- Stated goal -
Locate the line containing "Read this page and output its text content." in the material below; repeat it and every line after it, exactly as written.
+++ Entries provided
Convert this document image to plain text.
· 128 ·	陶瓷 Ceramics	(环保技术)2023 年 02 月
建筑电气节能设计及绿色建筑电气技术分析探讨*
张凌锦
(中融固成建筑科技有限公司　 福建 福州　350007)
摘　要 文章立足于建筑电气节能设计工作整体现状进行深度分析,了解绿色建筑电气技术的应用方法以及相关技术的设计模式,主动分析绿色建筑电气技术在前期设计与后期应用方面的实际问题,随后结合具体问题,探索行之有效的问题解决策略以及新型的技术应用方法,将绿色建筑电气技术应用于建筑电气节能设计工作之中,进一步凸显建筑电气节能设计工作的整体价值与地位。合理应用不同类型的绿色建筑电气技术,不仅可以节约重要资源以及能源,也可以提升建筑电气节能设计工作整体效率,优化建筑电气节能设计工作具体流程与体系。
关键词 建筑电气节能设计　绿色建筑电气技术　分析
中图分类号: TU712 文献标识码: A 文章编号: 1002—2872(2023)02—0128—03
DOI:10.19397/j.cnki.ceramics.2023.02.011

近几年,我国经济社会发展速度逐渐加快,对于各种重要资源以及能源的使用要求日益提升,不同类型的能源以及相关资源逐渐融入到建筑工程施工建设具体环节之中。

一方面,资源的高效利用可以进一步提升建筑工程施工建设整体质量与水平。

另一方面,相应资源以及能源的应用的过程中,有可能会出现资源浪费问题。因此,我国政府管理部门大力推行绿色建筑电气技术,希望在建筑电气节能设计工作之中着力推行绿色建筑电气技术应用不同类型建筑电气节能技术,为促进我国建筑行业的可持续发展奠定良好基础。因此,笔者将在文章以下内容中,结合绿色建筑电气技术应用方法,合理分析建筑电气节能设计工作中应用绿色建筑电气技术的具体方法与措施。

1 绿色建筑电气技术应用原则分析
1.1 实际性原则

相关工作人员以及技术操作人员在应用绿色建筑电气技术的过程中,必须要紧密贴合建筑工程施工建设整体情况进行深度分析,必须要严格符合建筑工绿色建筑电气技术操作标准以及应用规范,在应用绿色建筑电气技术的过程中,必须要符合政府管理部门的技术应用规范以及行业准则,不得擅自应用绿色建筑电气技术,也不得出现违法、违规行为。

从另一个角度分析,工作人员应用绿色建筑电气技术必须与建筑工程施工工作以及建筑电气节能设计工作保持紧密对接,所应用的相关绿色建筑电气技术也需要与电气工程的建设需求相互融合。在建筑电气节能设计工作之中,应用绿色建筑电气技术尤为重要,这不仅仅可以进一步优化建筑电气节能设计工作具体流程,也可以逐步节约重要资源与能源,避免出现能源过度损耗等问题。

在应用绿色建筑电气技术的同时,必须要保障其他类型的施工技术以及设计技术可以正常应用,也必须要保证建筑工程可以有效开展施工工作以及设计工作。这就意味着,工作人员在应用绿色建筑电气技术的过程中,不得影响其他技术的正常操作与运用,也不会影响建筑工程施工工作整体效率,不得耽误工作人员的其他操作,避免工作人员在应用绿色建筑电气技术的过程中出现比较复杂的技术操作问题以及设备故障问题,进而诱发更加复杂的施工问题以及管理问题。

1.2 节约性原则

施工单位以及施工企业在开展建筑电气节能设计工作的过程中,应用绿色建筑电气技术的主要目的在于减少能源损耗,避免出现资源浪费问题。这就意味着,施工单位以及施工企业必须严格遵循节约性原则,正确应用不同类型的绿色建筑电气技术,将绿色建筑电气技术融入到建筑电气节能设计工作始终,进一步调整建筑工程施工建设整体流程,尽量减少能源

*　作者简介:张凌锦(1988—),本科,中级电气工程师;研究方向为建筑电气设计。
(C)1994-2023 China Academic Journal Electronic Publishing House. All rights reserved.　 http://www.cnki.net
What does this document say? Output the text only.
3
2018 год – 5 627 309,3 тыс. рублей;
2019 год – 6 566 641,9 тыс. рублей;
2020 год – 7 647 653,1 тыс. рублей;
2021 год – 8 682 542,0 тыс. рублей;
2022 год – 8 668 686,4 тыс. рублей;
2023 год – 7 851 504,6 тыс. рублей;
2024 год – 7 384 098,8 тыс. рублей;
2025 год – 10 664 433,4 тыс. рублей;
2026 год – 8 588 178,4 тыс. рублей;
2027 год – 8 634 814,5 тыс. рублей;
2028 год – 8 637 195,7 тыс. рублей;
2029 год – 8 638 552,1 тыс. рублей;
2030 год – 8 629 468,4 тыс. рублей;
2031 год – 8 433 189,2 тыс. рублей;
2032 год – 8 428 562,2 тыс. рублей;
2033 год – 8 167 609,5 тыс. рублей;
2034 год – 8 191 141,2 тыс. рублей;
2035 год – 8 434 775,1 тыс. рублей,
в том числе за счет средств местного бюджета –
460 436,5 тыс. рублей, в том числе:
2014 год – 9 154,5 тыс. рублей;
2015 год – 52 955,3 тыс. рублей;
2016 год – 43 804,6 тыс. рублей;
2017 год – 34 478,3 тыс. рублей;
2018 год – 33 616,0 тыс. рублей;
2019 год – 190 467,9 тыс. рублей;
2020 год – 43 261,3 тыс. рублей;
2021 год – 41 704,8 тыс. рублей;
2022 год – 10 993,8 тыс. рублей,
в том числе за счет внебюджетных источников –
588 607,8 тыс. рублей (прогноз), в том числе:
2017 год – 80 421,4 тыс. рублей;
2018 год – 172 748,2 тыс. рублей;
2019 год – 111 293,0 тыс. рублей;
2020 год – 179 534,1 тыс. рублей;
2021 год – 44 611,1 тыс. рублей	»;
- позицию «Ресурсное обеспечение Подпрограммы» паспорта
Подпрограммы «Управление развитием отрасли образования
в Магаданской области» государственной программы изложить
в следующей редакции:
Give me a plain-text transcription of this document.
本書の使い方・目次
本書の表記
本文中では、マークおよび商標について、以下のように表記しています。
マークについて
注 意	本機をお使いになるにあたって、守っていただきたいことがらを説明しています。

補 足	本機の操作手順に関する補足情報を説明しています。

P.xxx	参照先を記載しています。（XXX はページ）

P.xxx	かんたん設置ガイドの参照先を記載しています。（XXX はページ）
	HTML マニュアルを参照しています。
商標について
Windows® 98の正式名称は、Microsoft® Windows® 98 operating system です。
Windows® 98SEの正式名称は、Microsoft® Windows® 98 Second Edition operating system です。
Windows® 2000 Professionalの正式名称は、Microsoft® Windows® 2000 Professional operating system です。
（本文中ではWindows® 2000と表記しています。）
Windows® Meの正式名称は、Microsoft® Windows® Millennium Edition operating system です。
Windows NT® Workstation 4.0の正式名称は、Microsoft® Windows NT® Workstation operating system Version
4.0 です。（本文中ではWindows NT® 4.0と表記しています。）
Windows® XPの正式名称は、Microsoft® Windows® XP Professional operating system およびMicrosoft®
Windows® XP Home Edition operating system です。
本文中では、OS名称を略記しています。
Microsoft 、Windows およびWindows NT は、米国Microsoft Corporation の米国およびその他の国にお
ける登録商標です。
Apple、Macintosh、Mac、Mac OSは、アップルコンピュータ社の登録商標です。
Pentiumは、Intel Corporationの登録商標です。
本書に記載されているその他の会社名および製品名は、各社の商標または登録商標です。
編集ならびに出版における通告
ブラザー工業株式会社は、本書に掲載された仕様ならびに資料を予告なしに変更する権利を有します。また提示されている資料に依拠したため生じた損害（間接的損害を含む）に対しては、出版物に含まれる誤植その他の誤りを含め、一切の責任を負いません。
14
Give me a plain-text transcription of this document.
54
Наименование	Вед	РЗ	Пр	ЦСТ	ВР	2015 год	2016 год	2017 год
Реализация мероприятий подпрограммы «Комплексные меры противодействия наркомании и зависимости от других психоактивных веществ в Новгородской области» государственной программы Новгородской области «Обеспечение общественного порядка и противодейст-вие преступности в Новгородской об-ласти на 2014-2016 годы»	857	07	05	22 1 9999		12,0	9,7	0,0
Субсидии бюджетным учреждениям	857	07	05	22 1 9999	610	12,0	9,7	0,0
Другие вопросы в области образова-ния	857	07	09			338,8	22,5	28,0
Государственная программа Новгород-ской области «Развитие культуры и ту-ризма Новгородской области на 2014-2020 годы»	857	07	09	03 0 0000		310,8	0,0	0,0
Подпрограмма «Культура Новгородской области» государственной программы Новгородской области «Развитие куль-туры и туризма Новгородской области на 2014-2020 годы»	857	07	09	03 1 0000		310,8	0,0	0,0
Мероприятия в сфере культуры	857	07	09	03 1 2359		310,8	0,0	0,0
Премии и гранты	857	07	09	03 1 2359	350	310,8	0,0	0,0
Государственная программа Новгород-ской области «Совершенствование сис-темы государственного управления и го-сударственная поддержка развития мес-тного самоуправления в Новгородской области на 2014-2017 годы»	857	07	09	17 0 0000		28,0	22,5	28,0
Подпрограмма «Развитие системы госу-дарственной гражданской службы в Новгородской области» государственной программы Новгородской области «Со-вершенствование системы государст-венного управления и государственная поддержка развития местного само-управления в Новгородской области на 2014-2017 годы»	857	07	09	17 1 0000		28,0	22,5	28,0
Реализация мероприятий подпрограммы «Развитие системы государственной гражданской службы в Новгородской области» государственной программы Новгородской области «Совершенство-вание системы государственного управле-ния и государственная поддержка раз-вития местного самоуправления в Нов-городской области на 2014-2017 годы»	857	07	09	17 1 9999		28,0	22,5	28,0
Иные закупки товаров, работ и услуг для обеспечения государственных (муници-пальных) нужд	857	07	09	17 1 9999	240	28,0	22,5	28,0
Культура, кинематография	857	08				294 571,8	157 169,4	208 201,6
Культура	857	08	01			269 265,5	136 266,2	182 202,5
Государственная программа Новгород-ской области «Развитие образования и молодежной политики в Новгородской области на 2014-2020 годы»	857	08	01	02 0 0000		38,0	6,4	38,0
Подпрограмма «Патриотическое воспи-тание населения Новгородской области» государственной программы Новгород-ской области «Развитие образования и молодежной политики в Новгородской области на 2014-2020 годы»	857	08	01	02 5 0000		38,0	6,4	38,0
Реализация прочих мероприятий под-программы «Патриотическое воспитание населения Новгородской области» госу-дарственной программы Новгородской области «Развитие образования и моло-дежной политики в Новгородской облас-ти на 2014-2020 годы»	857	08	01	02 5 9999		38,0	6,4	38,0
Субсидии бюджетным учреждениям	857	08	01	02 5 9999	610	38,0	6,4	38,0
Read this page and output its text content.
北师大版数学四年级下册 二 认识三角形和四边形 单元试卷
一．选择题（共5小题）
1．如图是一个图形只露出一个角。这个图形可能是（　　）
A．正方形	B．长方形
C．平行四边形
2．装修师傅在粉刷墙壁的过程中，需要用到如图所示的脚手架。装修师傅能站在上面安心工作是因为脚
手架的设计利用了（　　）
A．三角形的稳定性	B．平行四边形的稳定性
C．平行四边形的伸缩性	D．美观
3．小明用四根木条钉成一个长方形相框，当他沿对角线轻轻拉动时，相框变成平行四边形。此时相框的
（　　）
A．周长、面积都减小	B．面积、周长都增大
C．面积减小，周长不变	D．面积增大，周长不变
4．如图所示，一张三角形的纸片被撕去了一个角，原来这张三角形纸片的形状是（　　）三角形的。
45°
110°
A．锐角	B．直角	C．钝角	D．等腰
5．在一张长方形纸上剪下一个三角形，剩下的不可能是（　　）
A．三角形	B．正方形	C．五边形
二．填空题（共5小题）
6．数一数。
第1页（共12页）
++++++
- Worked answer -
Read this page and output its text content.
北师大版数学四年级下册 二 认识三角形和四边形 单元试卷
一．选择题（共5小题）
1．如图是一个图形只露出一个角。这个图形可能是（　　）
A．正方形	B．长方形
C．平行四边形
2．装修师傅在粉刷墙壁的过程中，需要用到如图所示的脚手架。装修师傅能站在上面安心工作是因为脚
手架的设计利用了（　　）
A．三角形的稳定性	B．平行四边形的稳定性
C．平行四边形的伸缩性	D．美观
3．小明用四根木条钉成一个长方形相框，当他沿对角线轻轻拉动时，相框变成平行四边形。此时相框的
（　　）
A．周长、面积都减小	B．面积、周长都增大
C．面积减小，周长不变	D．面积增大，周长不变
4．如图所示，一张三角形的纸片被撕去了一个角，原来这张三角形纸片的形状是（　　）三角形的。
45°
110°
A．锐角	B．直角	C．钝角	D．等腰
5．在一张长方形纸上剪下一个三角形，剩下的不可能是（　　）
A．三角形	B．正方形	C．五边形
二．填空题（共5小题）
6．数一数。
第1页（共12页）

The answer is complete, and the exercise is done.